%%

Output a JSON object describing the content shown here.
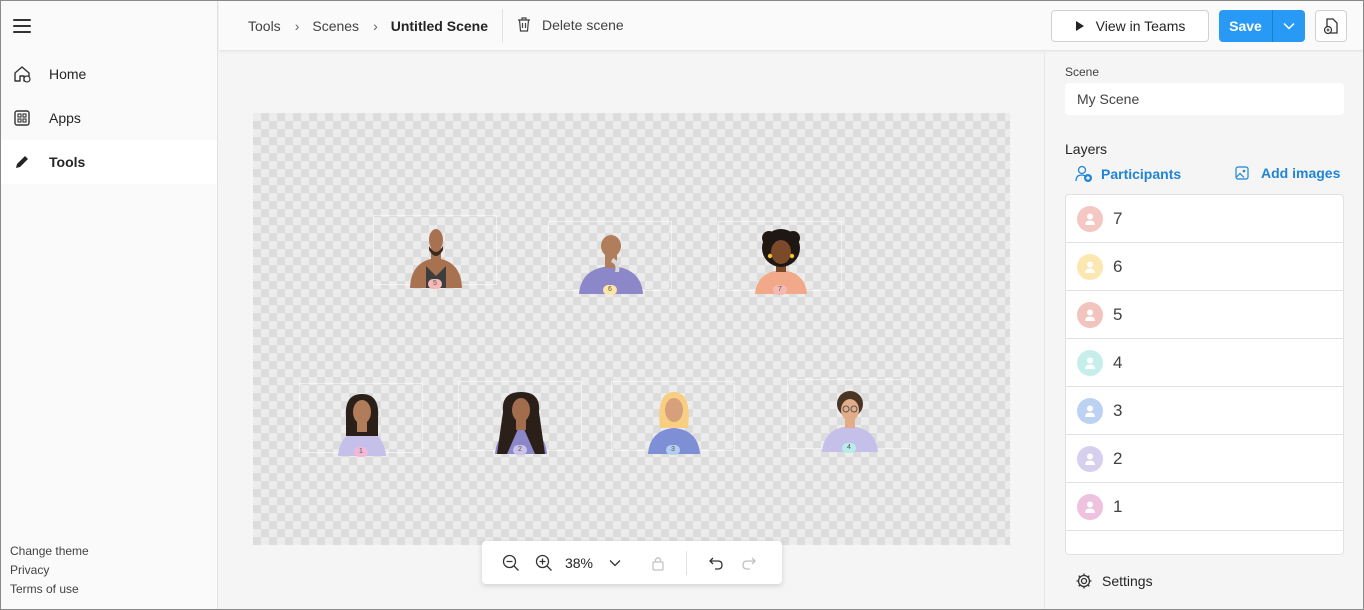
{
  "sidebar": {
    "items": [
      {
        "label": "Home",
        "icon": "home-icon"
      },
      {
        "label": "Apps",
        "icon": "apps-icon"
      },
      {
        "label": "Tools",
        "icon": "pencil-icon",
        "active": true
      }
    ],
    "footer": [
      "Change theme",
      "Privacy",
      "Terms of use"
    ]
  },
  "header": {
    "breadcrumb": [
      "Tools",
      "Scenes",
      "Untitled Scene"
    ],
    "delete_label": "Delete scene",
    "view_label": "View in Teams",
    "save_label": "Save"
  },
  "canvas": {
    "seats": [
      {
        "number": "5",
        "badge_color": "#f4b9b4"
      },
      {
        "number": "6",
        "badge_color": "#fde5a6"
      },
      {
        "number": "7",
        "badge_color": "#f4b9b4"
      },
      {
        "number": "1",
        "badge_color": "#f2b8d8"
      },
      {
        "number": "2",
        "badge_color": "#cbc3ea"
      },
      {
        "number": "3",
        "badge_color": "#b5cdf0"
      },
      {
        "number": "4",
        "badge_color": "#b8ece8"
      }
    ]
  },
  "zoom": {
    "value": "38%"
  },
  "panel": {
    "scene_label": "Scene",
    "scene_value": "My Scene",
    "layers_label": "Layers",
    "participants_label": "Participants",
    "add_images_label": "Add images",
    "layers": [
      {
        "label": "7",
        "color": "#f4c7c3"
      },
      {
        "label": "6",
        "color": "#fde7b0"
      },
      {
        "label": "5",
        "color": "#f2c4bd"
      },
      {
        "label": "4",
        "color": "#c6efec"
      },
      {
        "label": "3",
        "color": "#bcd2f2"
      },
      {
        "label": "2",
        "color": "#d6d0ee"
      },
      {
        "label": "1",
        "color": "#eec2de"
      }
    ],
    "settings_label": "Settings"
  },
  "colors": {
    "accent": "#2899f5",
    "link": "#1f85d4"
  }
}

%%

• [Exercise details]: Copy the listing over exactly, skipping the pictures it holds.

• [Completed exercise]:
Output a JSON object describing the content shown here.
{
  "sidebar": {
    "items": [
      {
        "label": "Home",
        "icon": "home-icon"
      },
      {
        "label": "Apps",
        "icon": "apps-icon"
      },
      {
        "label": "Tools",
        "icon": "pencil-icon",
        "active": true
      }
    ],
    "footer": [
      "Change theme",
      "Privacy",
      "Terms of use"
    ]
  },
  "header": {
    "breadcrumb": [
      "Tools",
      "Scenes",
      "Untitled Scene"
    ],
    "delete_label": "Delete scene",
    "view_label": "View in Teams",
    "save_label": "Save"
  },
  "canvas": {
    "seats": [
      {
        "number": "5",
        "badge_color": "#f4b9b4"
      },
      {
        "number": "6",
        "badge_color": "#fde5a6"
      },
      {
        "number": "7",
        "badge_color": "#f4b9b4"
      },
      {
        "number": "1",
        "badge_color": "#f2b8d8"
      },
      {
        "number": "2",
        "badge_color": "#cbc3ea"
      },
      {
        "number": "3",
        "badge_color": "#b5cdf0"
      },
      {
        "number": "4",
        "badge_color": "#b8ece8"
      }
    ]
  },
  "zoom": {
    "value": "38%"
  },
  "panel": {
    "scene_label": "Scene",
    "scene_value": "My Scene",
    "layers_label": "Layers",
    "participants_label": "Participants",
    "add_images_label": "Add images",
    "layers": [
      {
        "label": "7",
        "color": "#f4c7c3"
      },
      {
        "label": "6",
        "color": "#fde7b0"
      },
      {
        "label": "5",
        "color": "#f2c4bd"
      },
      {
        "label": "4",
        "color": "#c6efec"
      },
      {
        "label": "3",
        "color": "#bcd2f2"
      },
      {
        "label": "2",
        "color": "#d6d0ee"
      },
      {
        "label": "1",
        "color": "#eec2de"
      }
    ],
    "settings_label": "Settings"
  },
  "colors": {
    "accent": "#2899f5",
    "link": "#1f85d4"
  }
}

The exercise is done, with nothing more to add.